» Dataset records:
- - - - -

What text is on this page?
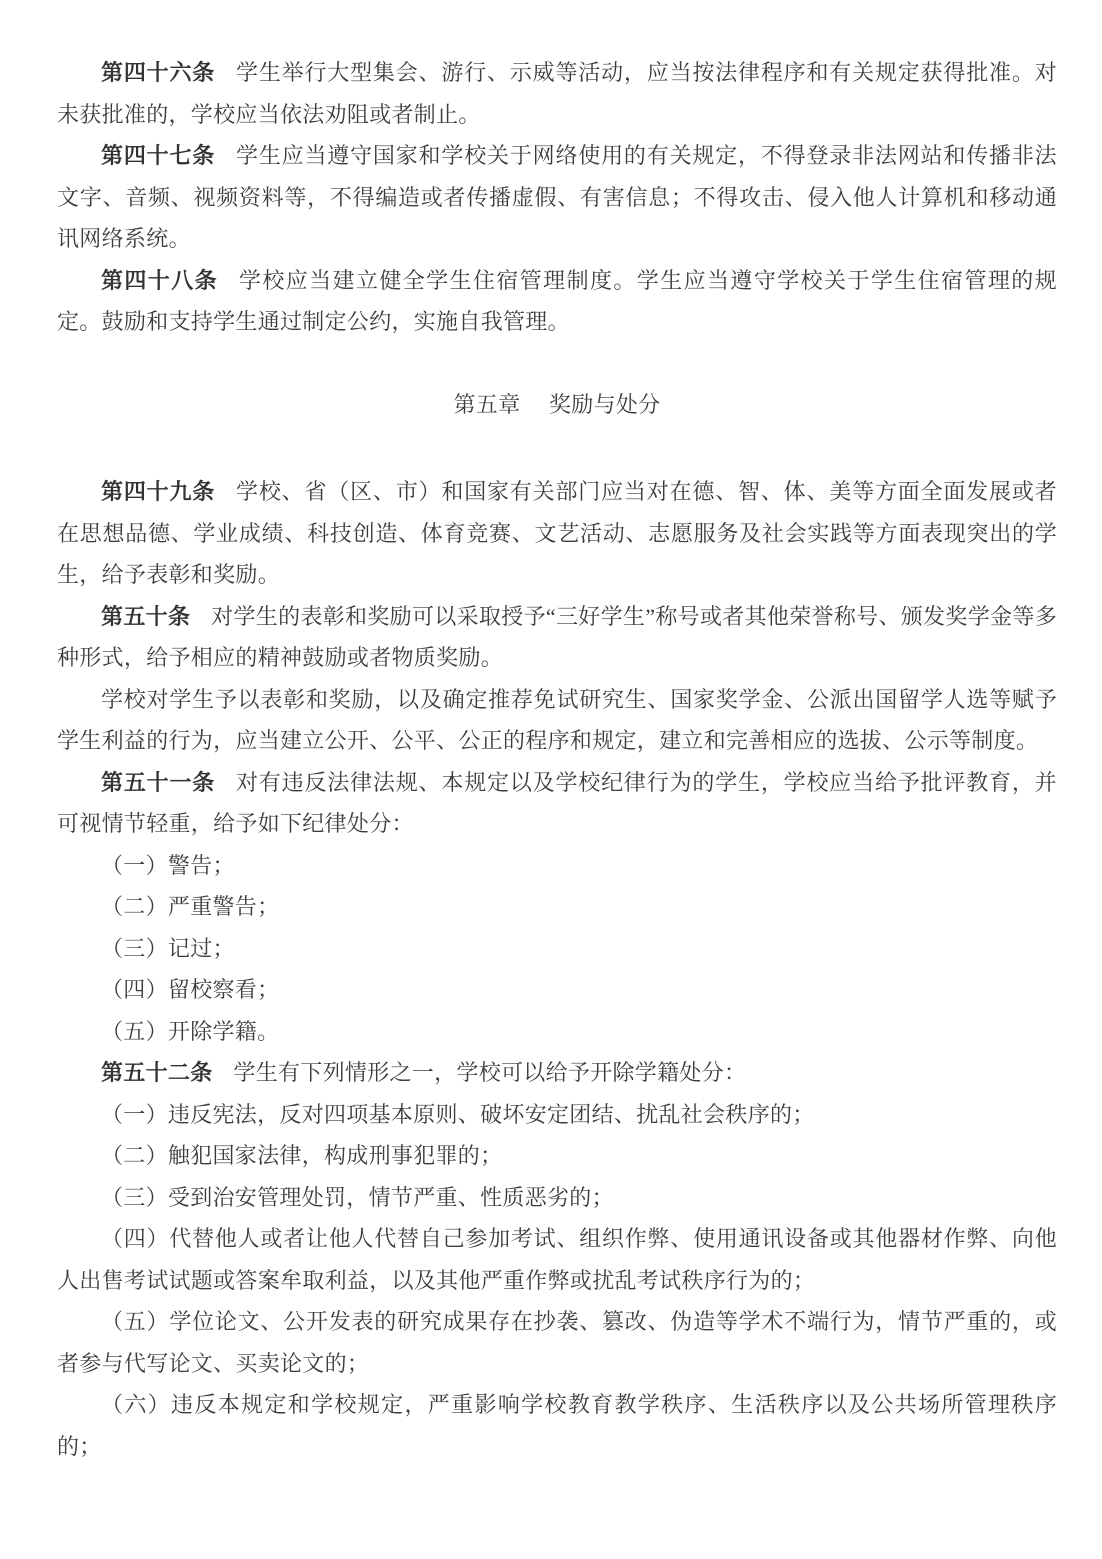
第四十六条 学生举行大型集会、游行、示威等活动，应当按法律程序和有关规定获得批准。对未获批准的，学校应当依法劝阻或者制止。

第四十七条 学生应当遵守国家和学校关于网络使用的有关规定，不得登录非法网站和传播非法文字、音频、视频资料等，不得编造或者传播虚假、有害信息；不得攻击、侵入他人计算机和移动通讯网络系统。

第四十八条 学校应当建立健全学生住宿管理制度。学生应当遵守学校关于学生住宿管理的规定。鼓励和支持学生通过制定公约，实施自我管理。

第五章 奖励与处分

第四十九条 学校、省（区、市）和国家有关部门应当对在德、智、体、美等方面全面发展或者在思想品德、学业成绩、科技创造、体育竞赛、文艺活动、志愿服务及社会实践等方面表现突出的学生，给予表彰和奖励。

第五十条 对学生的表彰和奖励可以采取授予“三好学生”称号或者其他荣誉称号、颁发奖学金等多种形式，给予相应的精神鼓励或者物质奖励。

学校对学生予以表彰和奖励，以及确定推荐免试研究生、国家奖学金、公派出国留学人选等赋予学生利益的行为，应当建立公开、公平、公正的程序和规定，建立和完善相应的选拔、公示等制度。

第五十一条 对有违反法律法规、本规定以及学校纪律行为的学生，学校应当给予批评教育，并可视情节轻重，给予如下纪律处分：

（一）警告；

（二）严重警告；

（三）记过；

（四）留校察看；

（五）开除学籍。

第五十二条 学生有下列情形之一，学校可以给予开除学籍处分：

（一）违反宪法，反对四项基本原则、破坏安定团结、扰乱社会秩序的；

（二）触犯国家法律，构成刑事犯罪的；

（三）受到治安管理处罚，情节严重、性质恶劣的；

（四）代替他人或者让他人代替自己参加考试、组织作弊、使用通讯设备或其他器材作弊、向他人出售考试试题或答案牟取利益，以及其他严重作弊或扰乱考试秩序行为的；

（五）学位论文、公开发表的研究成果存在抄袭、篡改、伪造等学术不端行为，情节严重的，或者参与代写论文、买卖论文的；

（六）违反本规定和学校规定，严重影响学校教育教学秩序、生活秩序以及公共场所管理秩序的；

- - - - -

Every record above should be transcribed exactly; the pictures stay out of the copy.

» Written solution:
What text is on this page?
第四十六条 学生举行大型集会、游行、示威等活动，应当按法律程序和有关规定获得批准。对未获批准的，学校应当依法劝阻或者制止。

第四十七条 学生应当遵守国家和学校关于网络使用的有关规定，不得登录非法网站和传播非法文字、音频、视频资料等，不得编造或者传播虚假、有害信息；不得攻击、侵入他人计算机和移动通讯网络系统。

第四十八条 学校应当建立健全学生住宿管理制度。学生应当遵守学校关于学生住宿管理的规定。鼓励和支持学生通过制定公约，实施自我管理。

第五章 奖励与处分

第四十九条 学校、省（区、市）和国家有关部门应当对在德、智、体、美等方面全面发展或者在思想品德、学业成绩、科技创造、体育竞赛、文艺活动、志愿服务及社会实践等方面表现突出的学生，给予表彰和奖励。

第五十条 对学生的表彰和奖励可以采取授予“三好学生”称号或者其他荣誉称号、颁发奖学金等多种形式，给予相应的精神鼓励或者物质奖励。

学校对学生予以表彰和奖励，以及确定推荐免试研究生、国家奖学金、公派出国留学人选等赋予学生利益的行为，应当建立公开、公平、公正的程序和规定，建立和完善相应的选拔、公示等制度。

第五十一条 对有违反法律法规、本规定以及学校纪律行为的学生，学校应当给予批评教育，并可视情节轻重，给予如下纪律处分：

（一）警告；

（二）严重警告；

（三）记过；

（四）留校察看；

（五）开除学籍。

第五十二条 学生有下列情形之一，学校可以给予开除学籍处分：

（一）违反宪法，反对四项基本原则、破坏安定团结、扰乱社会秩序的；

（二）触犯国家法律，构成刑事犯罪的；

（三）受到治安管理处罚，情节严重、性质恶劣的；

（四）代替他人或者让他人代替自己参加考试、组织作弊、使用通讯设备或其他器材作弊、向他人出售考试试题或答案牟取利益，以及其他严重作弊或扰乱考试秩序行为的；

（五）学位论文、公开发表的研究成果存在抄袭、篡改、伪造等学术不端行为，情节严重的，或者参与代写论文、买卖论文的；

（六）违反本规定和学校规定，严重影响学校教育教学秩序、生活秩序以及公共场所管理秩序的；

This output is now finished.